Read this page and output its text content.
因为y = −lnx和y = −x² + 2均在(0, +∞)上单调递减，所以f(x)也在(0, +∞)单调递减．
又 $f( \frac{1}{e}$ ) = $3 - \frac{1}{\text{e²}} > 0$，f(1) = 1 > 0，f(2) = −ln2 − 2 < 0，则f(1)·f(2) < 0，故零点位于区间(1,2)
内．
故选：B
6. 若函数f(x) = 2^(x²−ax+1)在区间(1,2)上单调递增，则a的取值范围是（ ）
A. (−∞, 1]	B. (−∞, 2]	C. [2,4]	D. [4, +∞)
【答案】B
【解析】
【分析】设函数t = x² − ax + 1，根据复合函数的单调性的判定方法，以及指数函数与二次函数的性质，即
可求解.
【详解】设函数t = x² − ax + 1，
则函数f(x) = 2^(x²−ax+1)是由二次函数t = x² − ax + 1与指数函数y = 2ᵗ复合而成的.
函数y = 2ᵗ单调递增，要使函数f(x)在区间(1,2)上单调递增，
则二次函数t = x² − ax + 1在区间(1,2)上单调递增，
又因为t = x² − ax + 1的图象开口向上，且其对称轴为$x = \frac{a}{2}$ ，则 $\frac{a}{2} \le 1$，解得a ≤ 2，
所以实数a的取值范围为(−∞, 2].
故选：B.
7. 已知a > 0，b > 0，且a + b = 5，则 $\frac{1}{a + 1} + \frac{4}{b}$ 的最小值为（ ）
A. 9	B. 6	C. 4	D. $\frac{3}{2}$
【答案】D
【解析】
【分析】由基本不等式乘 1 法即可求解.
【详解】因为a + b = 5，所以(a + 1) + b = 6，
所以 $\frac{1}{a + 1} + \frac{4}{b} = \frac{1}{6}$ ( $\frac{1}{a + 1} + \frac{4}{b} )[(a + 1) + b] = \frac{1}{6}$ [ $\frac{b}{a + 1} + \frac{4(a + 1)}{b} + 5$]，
☆ ☆ ☆ ☆
TASK:
Some lines of the data above may hold the word "上单调递增"; report how many do, and nothing else.

ANSWER IN FULL:
3